_Problem requirements_
Below are some entries. Copy each line that holds the string "solid".

_Source records_
__________________________________________________

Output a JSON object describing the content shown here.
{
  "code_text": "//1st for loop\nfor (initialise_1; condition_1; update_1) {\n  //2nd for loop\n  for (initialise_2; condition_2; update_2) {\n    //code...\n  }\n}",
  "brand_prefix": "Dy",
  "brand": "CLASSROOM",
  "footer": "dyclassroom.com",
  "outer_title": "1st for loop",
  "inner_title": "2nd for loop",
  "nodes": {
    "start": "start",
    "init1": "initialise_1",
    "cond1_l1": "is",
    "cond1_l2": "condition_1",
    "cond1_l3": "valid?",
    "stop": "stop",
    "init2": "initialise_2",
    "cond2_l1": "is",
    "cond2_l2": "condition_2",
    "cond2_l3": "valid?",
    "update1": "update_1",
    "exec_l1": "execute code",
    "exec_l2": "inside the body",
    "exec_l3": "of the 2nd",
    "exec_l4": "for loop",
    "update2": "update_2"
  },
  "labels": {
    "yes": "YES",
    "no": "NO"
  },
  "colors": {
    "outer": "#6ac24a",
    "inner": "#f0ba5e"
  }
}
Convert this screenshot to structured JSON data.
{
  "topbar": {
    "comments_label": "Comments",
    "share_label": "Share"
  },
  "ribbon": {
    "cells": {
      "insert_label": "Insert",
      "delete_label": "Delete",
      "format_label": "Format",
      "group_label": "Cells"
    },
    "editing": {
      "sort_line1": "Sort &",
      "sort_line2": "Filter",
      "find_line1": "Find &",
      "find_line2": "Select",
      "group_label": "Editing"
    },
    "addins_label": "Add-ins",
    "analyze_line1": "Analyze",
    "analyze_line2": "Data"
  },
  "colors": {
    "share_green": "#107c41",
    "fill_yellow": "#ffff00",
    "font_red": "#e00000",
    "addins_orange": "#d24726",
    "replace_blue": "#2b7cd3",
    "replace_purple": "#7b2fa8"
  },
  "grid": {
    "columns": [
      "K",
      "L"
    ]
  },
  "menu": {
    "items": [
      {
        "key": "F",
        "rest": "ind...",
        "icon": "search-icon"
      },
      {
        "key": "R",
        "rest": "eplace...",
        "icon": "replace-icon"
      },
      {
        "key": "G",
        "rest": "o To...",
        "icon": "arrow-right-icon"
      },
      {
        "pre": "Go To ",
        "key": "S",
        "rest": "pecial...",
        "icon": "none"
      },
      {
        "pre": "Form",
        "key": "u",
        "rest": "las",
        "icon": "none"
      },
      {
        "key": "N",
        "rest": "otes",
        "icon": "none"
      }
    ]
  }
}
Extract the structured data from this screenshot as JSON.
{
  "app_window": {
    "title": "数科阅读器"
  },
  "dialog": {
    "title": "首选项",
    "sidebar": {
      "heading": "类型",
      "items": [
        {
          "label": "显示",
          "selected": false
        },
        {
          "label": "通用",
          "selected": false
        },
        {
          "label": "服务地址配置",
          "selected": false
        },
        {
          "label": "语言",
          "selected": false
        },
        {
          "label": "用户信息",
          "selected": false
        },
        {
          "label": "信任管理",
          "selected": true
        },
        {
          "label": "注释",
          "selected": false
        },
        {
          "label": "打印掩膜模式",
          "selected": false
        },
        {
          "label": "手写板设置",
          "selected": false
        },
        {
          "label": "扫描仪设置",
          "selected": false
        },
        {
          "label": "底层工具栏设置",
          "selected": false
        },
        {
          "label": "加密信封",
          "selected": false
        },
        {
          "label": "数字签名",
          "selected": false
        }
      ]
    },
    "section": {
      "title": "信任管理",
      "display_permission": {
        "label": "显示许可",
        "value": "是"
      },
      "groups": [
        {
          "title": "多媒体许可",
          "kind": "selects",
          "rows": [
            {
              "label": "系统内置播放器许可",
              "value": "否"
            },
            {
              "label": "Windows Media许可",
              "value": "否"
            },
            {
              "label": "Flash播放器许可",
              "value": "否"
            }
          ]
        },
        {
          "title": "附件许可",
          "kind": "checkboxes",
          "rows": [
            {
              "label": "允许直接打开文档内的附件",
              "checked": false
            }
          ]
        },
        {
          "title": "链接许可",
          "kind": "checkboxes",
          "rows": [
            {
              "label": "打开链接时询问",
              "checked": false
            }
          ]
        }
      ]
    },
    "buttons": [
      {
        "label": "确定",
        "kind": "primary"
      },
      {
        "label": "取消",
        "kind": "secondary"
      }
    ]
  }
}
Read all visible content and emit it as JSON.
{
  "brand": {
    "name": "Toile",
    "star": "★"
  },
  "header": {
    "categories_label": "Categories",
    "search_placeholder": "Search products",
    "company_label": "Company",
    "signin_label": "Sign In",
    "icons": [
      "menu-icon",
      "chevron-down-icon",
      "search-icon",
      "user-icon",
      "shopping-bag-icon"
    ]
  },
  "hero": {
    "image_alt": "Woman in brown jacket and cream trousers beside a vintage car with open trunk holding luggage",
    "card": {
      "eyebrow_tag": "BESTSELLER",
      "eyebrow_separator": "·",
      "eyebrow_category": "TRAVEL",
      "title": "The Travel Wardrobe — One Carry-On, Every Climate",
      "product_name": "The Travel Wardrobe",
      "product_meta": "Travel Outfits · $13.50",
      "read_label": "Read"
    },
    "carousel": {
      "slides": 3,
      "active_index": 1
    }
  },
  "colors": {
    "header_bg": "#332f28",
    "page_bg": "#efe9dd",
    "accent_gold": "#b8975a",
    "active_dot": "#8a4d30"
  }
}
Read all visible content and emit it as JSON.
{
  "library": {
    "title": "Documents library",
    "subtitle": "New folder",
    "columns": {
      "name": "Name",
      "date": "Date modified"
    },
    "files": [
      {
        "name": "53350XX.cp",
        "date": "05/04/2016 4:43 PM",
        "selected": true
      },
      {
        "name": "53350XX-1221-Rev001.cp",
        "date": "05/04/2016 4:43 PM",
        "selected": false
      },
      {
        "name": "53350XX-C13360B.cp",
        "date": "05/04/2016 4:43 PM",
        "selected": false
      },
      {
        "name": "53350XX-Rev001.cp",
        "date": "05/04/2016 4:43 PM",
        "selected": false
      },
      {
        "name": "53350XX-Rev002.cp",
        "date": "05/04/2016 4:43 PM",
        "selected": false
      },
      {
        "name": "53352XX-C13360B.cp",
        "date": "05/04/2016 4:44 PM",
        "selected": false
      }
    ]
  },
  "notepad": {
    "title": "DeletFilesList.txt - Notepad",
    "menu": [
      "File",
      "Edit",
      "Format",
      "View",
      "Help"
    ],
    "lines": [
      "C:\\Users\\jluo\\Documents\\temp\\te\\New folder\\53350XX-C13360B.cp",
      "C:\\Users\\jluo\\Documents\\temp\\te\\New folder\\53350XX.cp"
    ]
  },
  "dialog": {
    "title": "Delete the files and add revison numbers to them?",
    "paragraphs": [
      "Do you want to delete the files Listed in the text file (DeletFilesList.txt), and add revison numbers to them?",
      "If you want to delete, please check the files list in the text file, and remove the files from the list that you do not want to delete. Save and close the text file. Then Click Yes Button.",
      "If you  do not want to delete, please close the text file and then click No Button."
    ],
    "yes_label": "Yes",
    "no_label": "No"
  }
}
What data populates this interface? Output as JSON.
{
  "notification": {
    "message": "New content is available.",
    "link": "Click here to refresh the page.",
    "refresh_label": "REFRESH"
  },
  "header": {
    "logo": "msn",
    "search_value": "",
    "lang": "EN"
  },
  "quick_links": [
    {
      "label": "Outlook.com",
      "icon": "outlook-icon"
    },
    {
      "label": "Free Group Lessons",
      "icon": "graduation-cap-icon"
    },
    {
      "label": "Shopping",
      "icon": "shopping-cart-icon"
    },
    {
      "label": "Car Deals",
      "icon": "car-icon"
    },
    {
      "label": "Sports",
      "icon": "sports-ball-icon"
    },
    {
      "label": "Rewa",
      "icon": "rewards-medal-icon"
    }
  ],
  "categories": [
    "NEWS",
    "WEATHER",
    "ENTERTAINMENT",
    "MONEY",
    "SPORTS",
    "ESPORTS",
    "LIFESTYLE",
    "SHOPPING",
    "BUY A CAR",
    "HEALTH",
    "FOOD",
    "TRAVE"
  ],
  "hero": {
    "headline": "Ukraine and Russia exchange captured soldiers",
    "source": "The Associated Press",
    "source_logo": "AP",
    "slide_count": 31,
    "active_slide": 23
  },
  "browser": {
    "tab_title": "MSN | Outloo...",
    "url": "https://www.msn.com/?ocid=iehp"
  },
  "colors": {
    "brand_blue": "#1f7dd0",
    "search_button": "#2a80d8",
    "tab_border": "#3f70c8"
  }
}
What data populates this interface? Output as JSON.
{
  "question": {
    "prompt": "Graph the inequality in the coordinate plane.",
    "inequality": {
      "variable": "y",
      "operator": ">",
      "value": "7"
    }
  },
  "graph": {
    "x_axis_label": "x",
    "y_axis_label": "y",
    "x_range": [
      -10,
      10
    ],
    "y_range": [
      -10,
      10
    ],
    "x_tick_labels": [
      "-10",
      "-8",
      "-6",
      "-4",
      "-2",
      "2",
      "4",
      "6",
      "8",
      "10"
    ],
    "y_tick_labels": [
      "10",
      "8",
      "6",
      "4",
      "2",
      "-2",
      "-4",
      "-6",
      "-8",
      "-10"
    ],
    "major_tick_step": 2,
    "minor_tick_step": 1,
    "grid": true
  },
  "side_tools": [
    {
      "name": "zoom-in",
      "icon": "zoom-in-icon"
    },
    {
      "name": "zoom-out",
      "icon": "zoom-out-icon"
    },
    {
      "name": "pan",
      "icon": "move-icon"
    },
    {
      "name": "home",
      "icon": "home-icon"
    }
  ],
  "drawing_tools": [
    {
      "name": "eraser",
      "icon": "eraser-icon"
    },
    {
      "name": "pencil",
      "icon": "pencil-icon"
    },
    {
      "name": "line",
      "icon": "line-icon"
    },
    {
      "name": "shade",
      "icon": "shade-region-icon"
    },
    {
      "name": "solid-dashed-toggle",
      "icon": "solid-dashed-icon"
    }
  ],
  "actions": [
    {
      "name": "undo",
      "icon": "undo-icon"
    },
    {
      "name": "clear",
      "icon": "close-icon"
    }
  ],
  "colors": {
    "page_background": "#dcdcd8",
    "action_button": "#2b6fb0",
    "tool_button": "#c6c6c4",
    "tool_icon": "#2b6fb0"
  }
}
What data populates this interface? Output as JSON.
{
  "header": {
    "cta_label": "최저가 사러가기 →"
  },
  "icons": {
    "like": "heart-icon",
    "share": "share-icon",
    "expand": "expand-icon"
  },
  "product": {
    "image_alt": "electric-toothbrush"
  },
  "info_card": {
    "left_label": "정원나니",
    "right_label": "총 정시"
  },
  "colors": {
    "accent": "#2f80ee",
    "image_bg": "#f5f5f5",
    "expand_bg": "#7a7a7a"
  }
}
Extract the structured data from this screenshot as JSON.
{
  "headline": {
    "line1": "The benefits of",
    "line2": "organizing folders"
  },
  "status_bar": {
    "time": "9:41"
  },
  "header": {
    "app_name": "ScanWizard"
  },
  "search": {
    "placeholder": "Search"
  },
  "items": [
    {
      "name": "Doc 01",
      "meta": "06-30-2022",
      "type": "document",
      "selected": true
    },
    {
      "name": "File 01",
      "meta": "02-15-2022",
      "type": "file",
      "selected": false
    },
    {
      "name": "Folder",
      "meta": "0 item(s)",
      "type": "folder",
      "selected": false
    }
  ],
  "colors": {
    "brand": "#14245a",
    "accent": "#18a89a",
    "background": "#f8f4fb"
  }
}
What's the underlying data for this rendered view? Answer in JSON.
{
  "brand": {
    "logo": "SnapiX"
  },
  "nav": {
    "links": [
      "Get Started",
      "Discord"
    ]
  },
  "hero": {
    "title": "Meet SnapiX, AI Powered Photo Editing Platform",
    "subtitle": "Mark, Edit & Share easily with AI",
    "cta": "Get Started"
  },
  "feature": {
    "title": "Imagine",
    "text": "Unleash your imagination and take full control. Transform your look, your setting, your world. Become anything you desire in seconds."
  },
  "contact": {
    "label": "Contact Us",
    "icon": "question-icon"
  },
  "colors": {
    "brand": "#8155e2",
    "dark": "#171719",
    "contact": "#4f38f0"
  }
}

__________________________________________________

_Exercise answer_
      "name": "solid-dashed-toggle",
      "icon": "solid-dashed-icon"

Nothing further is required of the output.